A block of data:

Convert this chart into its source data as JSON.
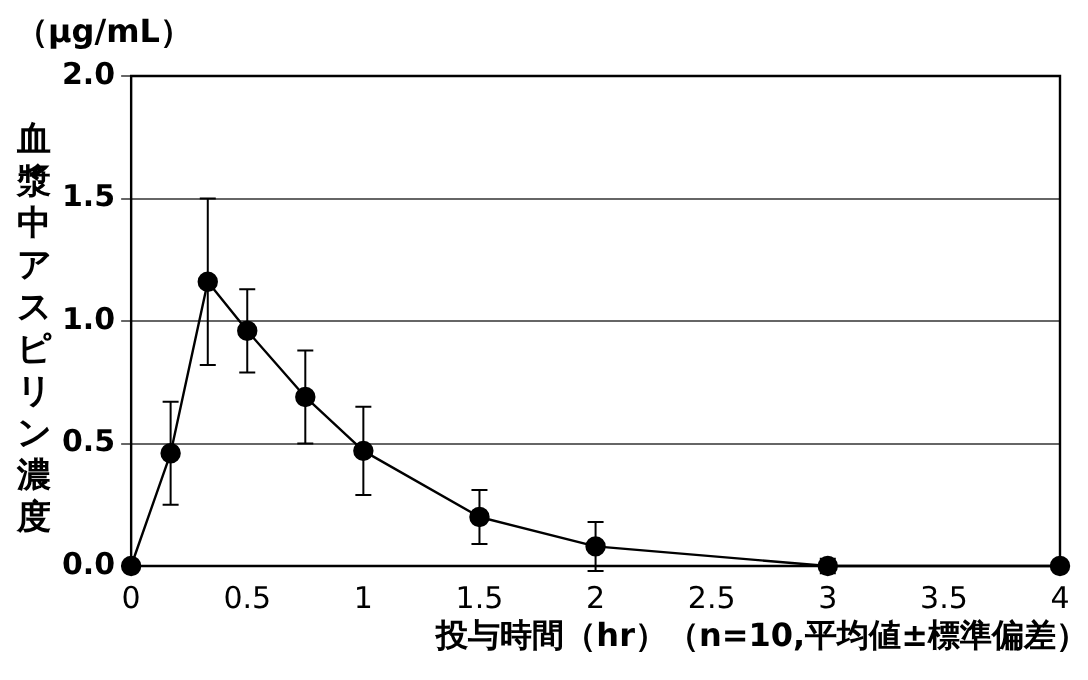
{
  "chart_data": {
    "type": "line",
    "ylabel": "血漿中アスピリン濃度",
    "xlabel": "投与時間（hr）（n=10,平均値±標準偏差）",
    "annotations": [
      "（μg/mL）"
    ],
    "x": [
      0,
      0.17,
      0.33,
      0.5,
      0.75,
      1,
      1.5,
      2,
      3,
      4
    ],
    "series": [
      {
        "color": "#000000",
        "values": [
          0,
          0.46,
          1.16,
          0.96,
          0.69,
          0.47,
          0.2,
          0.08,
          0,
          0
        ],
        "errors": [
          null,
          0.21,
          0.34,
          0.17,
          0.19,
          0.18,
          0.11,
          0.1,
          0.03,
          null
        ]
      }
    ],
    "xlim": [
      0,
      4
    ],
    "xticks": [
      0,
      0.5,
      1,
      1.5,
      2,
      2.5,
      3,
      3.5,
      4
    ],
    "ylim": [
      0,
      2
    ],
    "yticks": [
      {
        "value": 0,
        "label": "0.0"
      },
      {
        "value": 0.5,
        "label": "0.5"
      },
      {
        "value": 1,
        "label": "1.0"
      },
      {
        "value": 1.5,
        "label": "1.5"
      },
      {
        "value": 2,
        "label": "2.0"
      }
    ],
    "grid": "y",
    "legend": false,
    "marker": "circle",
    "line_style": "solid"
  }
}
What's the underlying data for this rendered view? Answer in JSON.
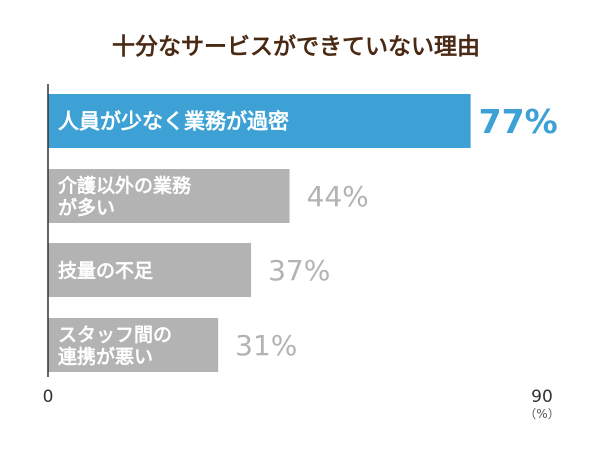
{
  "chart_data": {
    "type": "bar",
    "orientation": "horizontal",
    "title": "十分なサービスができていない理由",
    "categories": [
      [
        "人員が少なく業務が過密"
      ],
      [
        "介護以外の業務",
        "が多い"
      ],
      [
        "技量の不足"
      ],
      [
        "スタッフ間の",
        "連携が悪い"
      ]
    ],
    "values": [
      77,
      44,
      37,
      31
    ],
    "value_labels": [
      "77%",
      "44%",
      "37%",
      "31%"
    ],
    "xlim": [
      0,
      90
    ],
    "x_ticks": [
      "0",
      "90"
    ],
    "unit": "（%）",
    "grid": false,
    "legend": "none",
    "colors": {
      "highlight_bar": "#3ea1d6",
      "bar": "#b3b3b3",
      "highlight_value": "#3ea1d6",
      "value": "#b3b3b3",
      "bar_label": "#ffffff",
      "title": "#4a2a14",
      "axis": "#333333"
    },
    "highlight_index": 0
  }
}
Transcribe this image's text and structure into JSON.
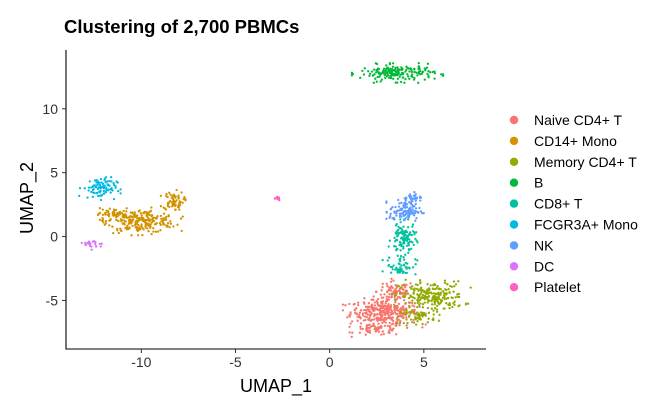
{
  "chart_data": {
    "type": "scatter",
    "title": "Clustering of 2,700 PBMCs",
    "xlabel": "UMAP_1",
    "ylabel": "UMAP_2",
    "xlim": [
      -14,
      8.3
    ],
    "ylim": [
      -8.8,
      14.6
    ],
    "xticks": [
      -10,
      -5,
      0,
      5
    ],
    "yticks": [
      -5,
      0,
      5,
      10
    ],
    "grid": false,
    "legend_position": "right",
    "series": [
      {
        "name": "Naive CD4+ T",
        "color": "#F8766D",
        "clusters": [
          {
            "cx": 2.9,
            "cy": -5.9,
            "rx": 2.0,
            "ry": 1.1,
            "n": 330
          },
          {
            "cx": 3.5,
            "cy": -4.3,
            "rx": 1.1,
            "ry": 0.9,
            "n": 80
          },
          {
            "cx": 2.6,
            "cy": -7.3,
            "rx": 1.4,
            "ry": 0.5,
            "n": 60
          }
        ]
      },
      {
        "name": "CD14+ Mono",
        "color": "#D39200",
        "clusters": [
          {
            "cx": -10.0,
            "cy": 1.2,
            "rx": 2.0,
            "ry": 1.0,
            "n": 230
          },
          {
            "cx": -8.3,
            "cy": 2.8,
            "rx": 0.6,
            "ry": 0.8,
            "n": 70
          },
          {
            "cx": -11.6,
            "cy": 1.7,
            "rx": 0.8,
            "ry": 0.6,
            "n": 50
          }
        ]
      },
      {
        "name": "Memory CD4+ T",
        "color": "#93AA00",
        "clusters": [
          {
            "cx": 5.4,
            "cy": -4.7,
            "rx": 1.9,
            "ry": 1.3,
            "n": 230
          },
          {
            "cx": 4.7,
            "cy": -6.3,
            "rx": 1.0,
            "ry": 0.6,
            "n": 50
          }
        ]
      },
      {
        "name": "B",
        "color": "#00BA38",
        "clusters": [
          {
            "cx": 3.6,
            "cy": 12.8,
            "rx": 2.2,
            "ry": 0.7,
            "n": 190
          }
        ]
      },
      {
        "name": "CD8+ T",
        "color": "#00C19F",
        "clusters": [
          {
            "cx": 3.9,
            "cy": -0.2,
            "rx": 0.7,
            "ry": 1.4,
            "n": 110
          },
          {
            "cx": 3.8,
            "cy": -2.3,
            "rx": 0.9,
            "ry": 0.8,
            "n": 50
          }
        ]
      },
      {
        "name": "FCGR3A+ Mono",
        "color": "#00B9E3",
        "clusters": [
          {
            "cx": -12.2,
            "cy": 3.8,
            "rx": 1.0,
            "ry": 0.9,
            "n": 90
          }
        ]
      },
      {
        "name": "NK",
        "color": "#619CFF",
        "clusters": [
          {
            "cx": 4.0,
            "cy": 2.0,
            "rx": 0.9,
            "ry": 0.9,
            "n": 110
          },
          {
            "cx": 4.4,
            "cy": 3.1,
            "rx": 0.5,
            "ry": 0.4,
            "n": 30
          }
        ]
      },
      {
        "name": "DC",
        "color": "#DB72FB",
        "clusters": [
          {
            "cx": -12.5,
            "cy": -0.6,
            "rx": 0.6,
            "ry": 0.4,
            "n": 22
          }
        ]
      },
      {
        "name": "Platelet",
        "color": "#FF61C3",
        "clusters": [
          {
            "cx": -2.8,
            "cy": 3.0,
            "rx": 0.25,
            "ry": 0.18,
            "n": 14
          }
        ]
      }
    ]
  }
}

...

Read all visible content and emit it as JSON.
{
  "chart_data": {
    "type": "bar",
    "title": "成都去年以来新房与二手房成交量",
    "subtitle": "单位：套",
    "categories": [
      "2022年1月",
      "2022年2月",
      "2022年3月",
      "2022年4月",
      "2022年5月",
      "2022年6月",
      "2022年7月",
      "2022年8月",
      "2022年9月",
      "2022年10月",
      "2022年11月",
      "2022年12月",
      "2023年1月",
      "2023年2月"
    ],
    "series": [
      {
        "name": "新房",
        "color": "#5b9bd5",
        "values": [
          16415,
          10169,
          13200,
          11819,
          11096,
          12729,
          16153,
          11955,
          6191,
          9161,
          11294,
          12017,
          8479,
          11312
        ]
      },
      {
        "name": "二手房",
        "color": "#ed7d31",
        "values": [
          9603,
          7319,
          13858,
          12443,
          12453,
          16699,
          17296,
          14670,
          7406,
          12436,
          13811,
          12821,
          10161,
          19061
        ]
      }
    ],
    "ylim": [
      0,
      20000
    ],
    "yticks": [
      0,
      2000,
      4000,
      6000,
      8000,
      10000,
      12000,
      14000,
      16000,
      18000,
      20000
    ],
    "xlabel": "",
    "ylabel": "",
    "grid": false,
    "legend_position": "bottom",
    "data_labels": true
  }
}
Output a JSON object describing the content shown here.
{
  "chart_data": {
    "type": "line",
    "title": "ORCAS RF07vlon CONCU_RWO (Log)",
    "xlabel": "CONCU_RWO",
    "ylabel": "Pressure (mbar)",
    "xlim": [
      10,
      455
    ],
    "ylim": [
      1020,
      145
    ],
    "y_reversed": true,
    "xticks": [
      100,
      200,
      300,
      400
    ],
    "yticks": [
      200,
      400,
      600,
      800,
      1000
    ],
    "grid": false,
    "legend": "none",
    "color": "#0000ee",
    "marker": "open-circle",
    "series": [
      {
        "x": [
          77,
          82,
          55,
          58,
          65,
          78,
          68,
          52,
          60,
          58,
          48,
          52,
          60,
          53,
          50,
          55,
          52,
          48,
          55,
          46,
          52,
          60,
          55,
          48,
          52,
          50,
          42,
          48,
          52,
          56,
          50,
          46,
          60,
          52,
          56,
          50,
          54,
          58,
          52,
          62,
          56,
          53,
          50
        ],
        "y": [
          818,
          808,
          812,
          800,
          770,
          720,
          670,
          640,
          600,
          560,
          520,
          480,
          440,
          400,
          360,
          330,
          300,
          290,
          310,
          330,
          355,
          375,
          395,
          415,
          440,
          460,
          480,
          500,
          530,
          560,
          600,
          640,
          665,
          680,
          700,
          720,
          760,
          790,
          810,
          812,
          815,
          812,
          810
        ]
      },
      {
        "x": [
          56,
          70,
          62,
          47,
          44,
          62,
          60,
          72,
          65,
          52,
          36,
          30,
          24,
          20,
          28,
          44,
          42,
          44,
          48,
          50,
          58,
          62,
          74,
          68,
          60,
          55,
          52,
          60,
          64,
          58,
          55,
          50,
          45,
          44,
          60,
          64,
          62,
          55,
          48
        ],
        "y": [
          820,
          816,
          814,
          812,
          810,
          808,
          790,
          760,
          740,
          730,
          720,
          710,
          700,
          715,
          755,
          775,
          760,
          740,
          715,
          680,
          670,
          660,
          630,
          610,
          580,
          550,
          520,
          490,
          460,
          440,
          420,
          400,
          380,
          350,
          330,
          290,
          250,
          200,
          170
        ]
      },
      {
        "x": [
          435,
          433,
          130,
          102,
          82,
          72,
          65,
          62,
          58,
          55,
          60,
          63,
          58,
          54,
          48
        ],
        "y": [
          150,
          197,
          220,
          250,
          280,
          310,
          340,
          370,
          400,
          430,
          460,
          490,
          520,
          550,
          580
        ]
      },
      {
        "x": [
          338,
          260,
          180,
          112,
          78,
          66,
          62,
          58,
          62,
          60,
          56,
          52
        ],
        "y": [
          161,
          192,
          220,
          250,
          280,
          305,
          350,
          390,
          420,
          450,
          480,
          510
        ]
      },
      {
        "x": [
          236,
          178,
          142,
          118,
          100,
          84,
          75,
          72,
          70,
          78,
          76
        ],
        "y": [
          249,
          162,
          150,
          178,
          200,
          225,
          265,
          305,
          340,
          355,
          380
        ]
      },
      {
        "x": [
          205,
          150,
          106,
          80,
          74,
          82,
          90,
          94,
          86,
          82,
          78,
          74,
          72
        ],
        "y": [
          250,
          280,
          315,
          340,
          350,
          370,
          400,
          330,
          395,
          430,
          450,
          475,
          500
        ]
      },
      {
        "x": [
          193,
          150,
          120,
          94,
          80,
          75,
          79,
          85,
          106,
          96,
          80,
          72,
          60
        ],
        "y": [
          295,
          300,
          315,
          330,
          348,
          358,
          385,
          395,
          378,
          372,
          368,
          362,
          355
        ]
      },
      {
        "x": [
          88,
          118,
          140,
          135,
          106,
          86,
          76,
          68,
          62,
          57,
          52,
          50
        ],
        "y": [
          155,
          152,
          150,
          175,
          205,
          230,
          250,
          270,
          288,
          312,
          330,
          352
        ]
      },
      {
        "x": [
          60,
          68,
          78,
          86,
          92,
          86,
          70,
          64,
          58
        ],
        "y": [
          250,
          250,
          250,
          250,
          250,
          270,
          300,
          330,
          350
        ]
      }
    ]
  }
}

WHAT TO WORK ON:
Identify the lines above with the word "this". Copy them.

TASK RESPONSE:
Convert this chart into its source data as JSON.
What's the underlying data for this rendered view? Answer in JSON.
Transcribe this image's text and structure into JSON.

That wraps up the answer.